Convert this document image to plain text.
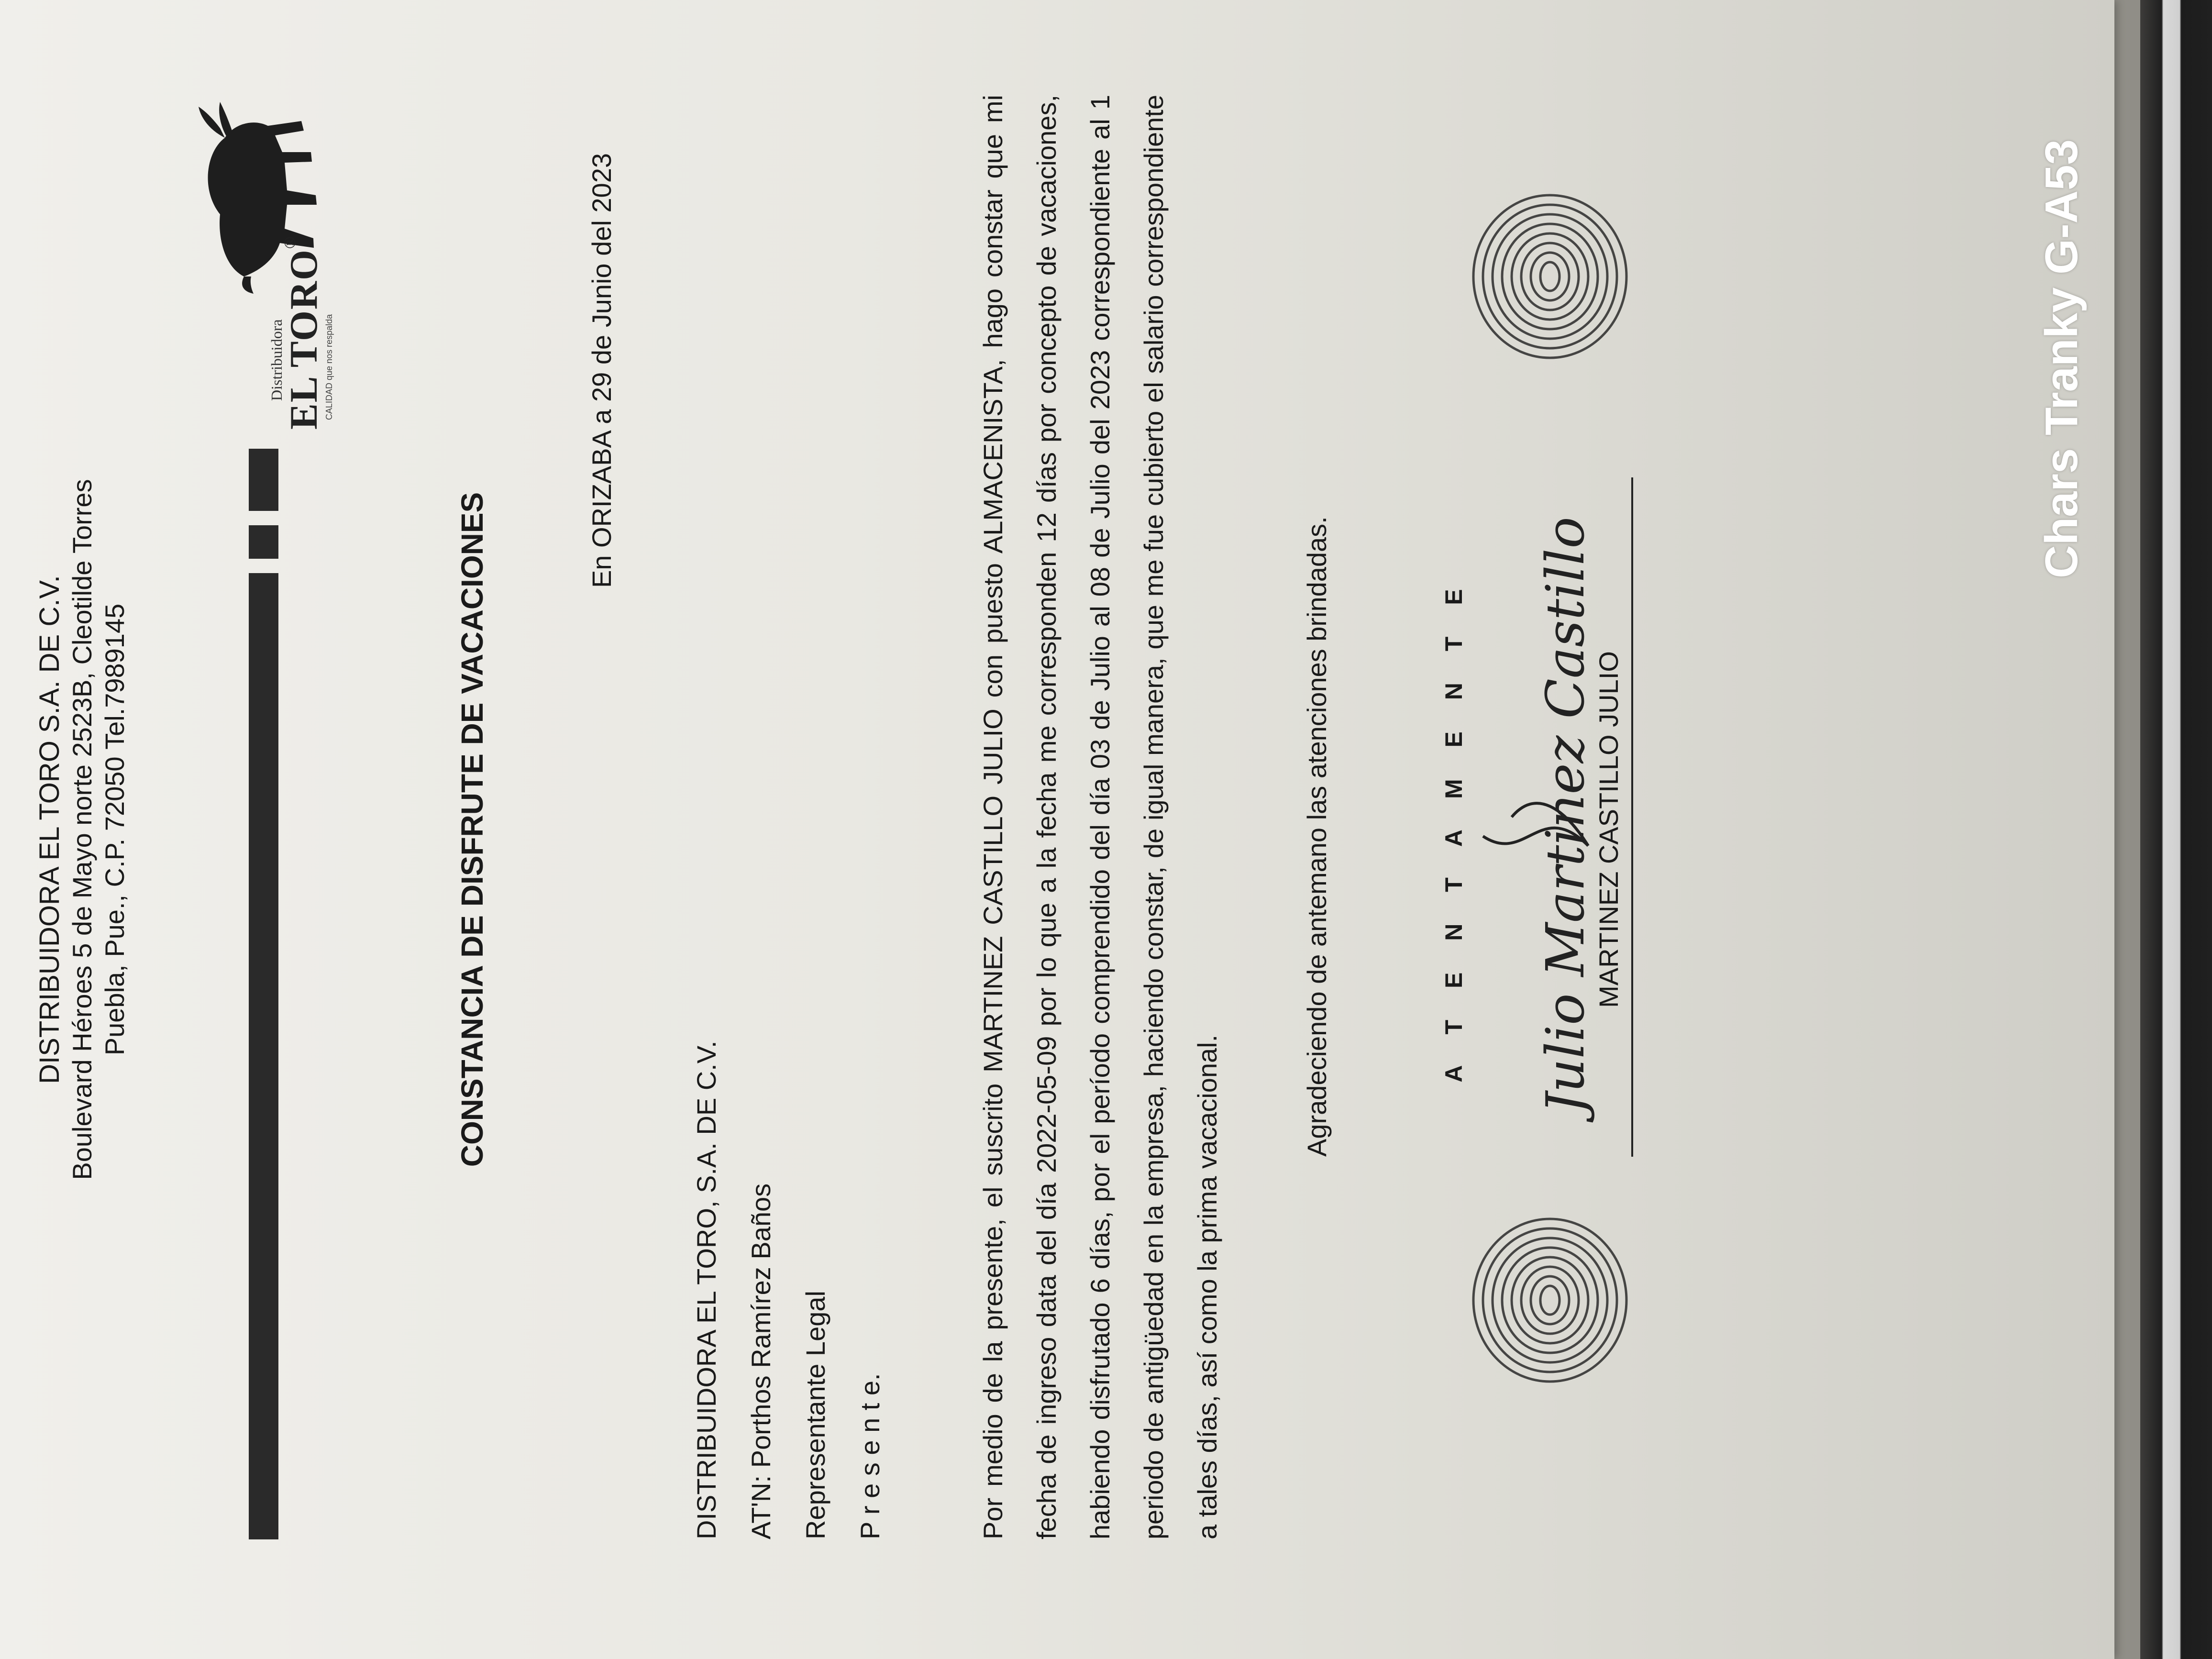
DISTRIBUIDORA EL TORO S.A. DE C.V. Boulevard Héroes 5 de Mayo norte 2523B, Cleotilde Torres Puebla, Pue., C.P. 72050 Tel.7989145
Distribuidora
EL TORO®
CALIDAD que nos respalda
CONSTANCIA DE DISFRUTE DE VACACIONES
En ORIZABA a 29 de Junio del 2023
DISTRIBUIDORA EL TORO, S.A. DE C.V. AT'N: Porthos Ramírez Baños Representante Legal P r e s e n t e.	Por medio de la presente, el suscrito MARTINEZ CASTILLO JULIO con puesto ALMACENISTA, hago constar que mi fecha de ingreso data del día 2022-05-09 por lo que a la fecha me corresponden 12 días por concepto de vacaciones, habiendo disfrutado 6 días, por el período comprendido del día 03 de Julio al 08 de Julio del 2023 correspondiente al 1 periodo de antigüedad en la empresa, haciendo constar, de igual manera, que me fue cubierto el salario correspondiente a tales días, así como la prima vacacional.
Agradeciendo de antemano las atenciones brindadas.	A T E N T A M E N T E Julio Martinez Castillo
MARTINEZ CASTILLO JULIO
Chars Tranky G-A53
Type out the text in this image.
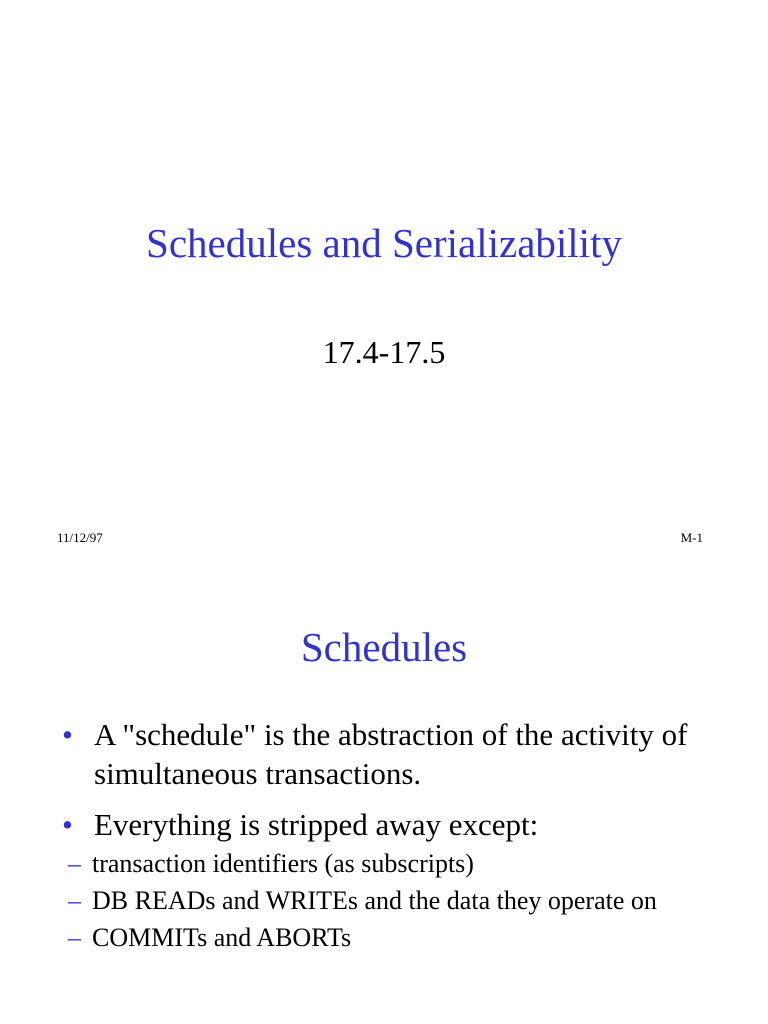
Schedules and Serializability
17.4-17.5
11/12/97	M-1
Schedules
• A "schedule" is the abstraction of the activity of simultaneous transactions.
• Everything is stripped away except:
– transaction identifiers (as subscripts)
– DB READs and WRITEs and the data they operate on
– COMMITs and ABORTs
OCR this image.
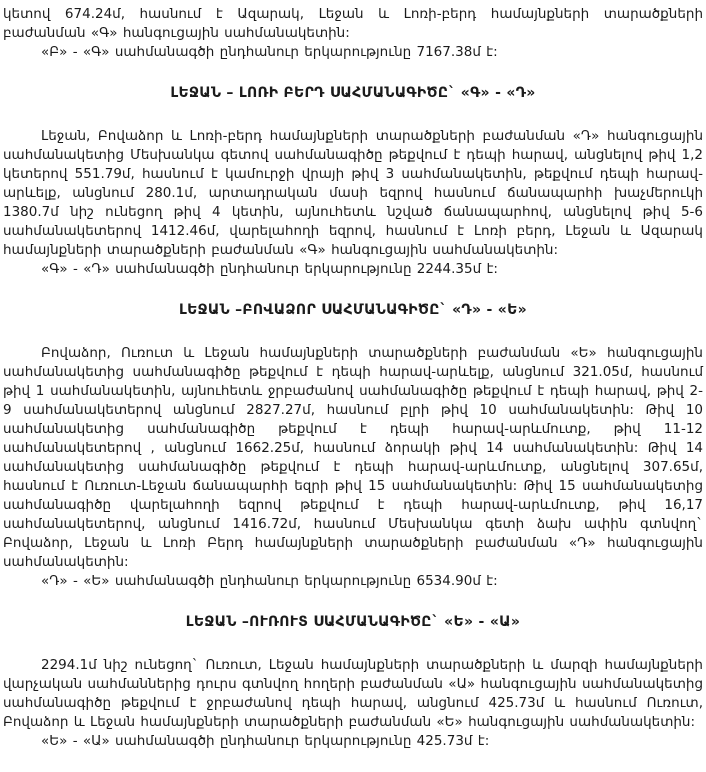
կետով 674.24մ, հասնում է Ազարակ, Լեջան և Լոռի-բերդ համայնքների տարածքների բաժանման «Գ» հանգուցային սահմանակետին:

«Բ» - «Գ» սահմանագծի ընդհանուր երկարությունը 7167.38մ է:

ԼԵՋԱՆ – ԼՈՌԻ ԲԵՐԴ ՍԱՀՄԱՆԱԳԻԾԸ` «Գ» - «Դ»

Լեջան, Բովաձոր և Լոռի-բերդ համայնքների տարածքների բաժանման «Դ» հանգուցային սահմանակետից Մեսխանկա գետով սահմանագիծը թեքվում է դեպի հարավ, անցնելով թիվ 1,2 կետերով 551.79մ, հասնում է կամուրջի վրայի թիվ 3 սահմանակետին, թեքվում դեպի հարավ-արևելք, անցնում 280.1մ, արտադրական մասի եզրով հասնում ճանապարհի խաչմերուկի 1380.7մ նիշ ունեցող թիվ 4 կետին, այնուհետև նշված ճանապարհով, անցնելով թիվ 5-6 սահմանակետերով 1412.46մ, վարելահողի եզրով, հասնում է Լոռի բերդ, Լեջան և Ազարակ համայնքների տարածքների բաժանման «Գ» հանգուցային սահմանակետին:

«Գ» - «Դ» սահմանագծի ընդհանուր երկարությունը 2244.35մ է:

ԼԵՋԱՆ –ԲՈՎԱՁՈՐ ՍԱՀՄԱՆԱԳԻԾԸ` «Դ» - «Ե»

Բովաձոր, Ուռուտ և Լեջան համայնքների տարածքների բաժանման «Ե» հանգուցային սահմանակետից սահմանագիծը թեքվում է դեպի հարավ-արևելք, անցնում 321.05մ, հասնում թիվ 1 սահմանակետին, այնուհետև ջրբաժանով սահմանագիծը թեքվում է դեպի հարավ, թիվ 2-9 սահմանակետերով անցնում 2827.27մ, հասնում բլրի թիվ 10 սահմանակետին: Թիվ 10 սահմանակետից սահմանագիծը թեքվում է դեպի հարավ-արևմուտք, թիվ 11-12 սահմանակետերով , անցնում 1662.25մ, հասնում ձորակի թիվ 14 սահմանակետին: Թիվ 14 սահմանակետից սահմանագիծը թեքվում է դեպի հարավ-արևմուտք, անցնելով 307.65մ, հասնում է Ուռուտ-Լեջան ճանապարհի եզրի թիվ 15 սահմանակետին: Թիվ 15 սահմանակետից սահմանագիծը վարելահողի եզրով թեքվում է դեպի հարավ-արևմուտք, թիվ 16,17 սահմանակետերով, անցնում 1416.72մ, հասնում Մեսխանկա գետի ձախ ափին գտնվող` Բովաձոր, Լեջան և Լոռի Բերդ համայնքների տարածքների բաժանման «Դ» հանգուցային սահմանակետին:

«Դ» - «Ե» սահմանագծի ընդհանուր երկարությունը 6534.90մ է:

ԼԵՋԱՆ –ՈՒՌՈՒՏ ՍԱՀՄԱՆԱԳԻԾԸ` «Ե» - «Ա»

2294.1մ նիշ ունեցող` Ուռուտ, Լեջան համայնքների տարածքների և մարզի համայնքների վարչական սահմաններից դուրս գտնվող հողերի բաժանման «Ա» հանգուցային սահմանակետից սահմանագիծը թեքվում է ջրբաժանով դեպի հարավ, անցնում 425.73մ և հասնում Ուռուտ, Բովաձոր և Լեջան համայնքների տարածքների բաժանման «Ե» հանգուցային սահմանակետին:

«Ե» - «Ա» սահմանագծի ընդհանուր երկարությունը 425.73մ է:
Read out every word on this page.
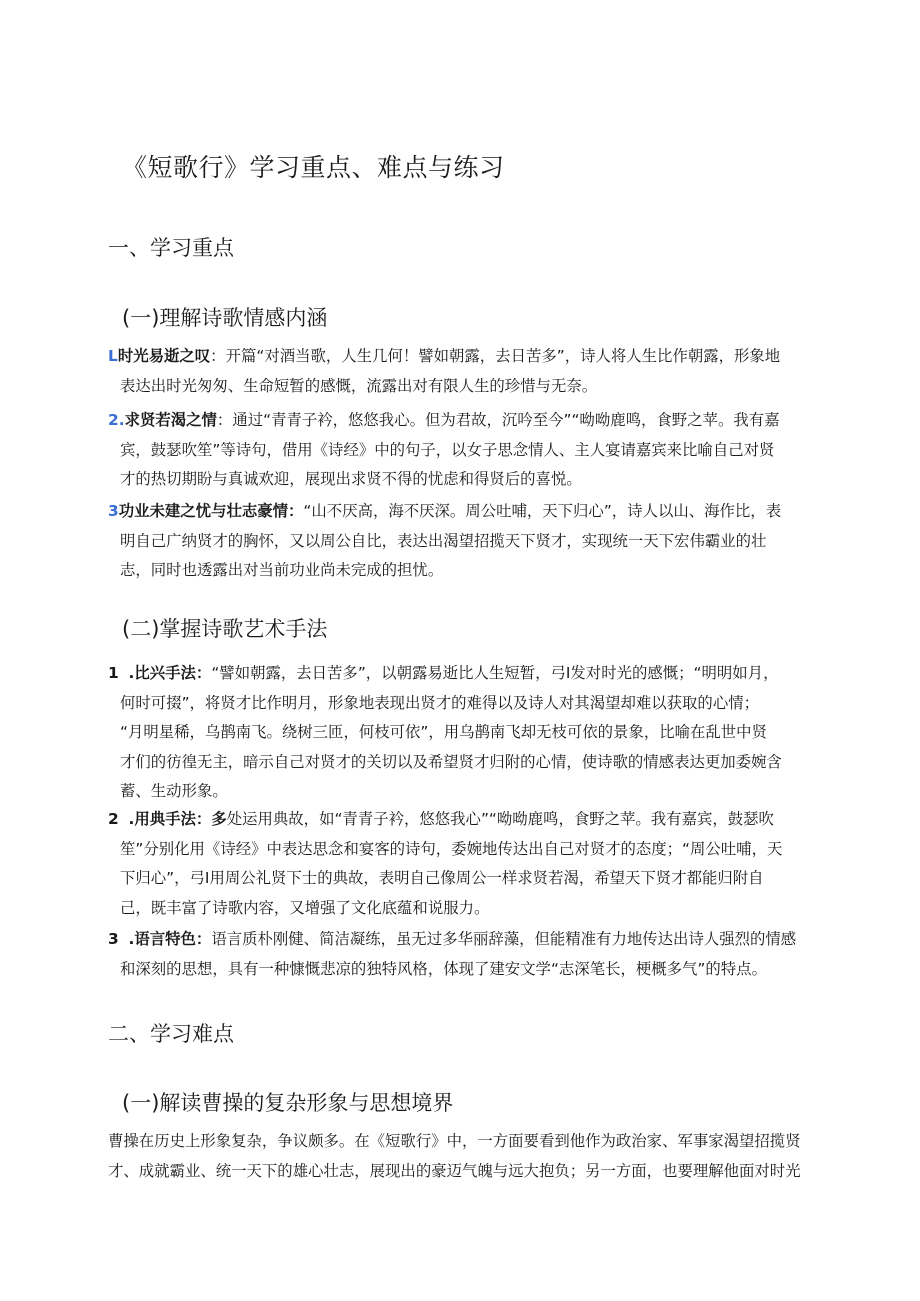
《短歌行》学习重点、难点与练习
一、学习重点
(一)理解诗歌情感内涵
L时光易逝之叹：开篇“对酒当歌，人生几何！譬如朝露，去日苦多”，诗人将人生比作朝露，形象地
表达出时光匆匆、生命短暂的感慨，流露出对有限人生的珍惜与无奈。
2.求贤若渴之情：通过“青青子衿，悠悠我心。但为君故，沉吟至今”“呦呦鹿鸣，食野之苹。我有嘉
宾，鼓瑟吹笙”等诗句，借用《诗经》中的句子，以女子思念情人、主人宴请嘉宾来比喻自己对贤
才的热切期盼与真诚欢迎，展现出求贤不得的忧虑和得贤后的喜悦。
3功业未建之忧与壮志豪情：“山不厌高，海不厌深。周公吐哺，天下归心”，诗人以山、海作比，表
明自己广纳贤才的胸怀，又以周公自比，表达出渴望招揽天下贤才，实现统一天下宏伟霸业的壮
志，同时也透露出对当前功业尚未完成的担忧。
(二)掌握诗歌艺术手法
1 .比兴手法：“譬如朝露，去日苦多”，以朝露易逝比人生短暂，弓I发对时光的感慨；“明明如月，
何时可掇”，将贤才比作明月，形象地表现出贤才的难得以及诗人对其渴望却难以获取的心情；
“月明星稀，乌鹊南飞。绕树三匝，何枝可依”，用乌鹊南飞却无枝可依的景象，比喻在乱世中贤
才们的彷徨无主，暗示自己对贤才的关切以及希望贤才归附的心情，使诗歌的情感表达更加委婉含
蓄、生动形象。
2 .用典手法：多处运用典故，如“青青子衿，悠悠我心”“呦呦鹿鸣，食野之苹。我有嘉宾，鼓瑟吹
笙”分别化用《诗经》中表达思念和宴客的诗句，委婉地传达出自己对贤才的态度；“周公吐哺，天
下归心”，弓I用周公礼贤下士的典故，表明自己像周公一样求贤若渴，希望天下贤才都能归附自
己，既丰富了诗歌内容，又增强了文化底蕴和说服力。
3 .语言特色：语言质朴刚健、简洁凝练，虽无过多华丽辞藻，但能精准有力地传达出诗人强烈的情感
和深刻的思想，具有一种慷慨悲凉的独特风格，体现了建安文学“志深笔长，梗概多气”的特点。
二、学习难点
(一)解读曹操的复杂形象与思想境界
曹操在历史上形象复杂，争议颇多。在《短歌行》中，一方面要看到他作为政治家、军事家渴望招揽贤
才、成就霸业、统一天下的雄心壮志，展现出的豪迈气魄与远大抱负；另一方面，也要理解他面对时光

■ **CHALLENGE**:
How many lines of the listing above include the word "Schedules"? State the number and nothing else.

■ **WRITTEN ANSWER**:
2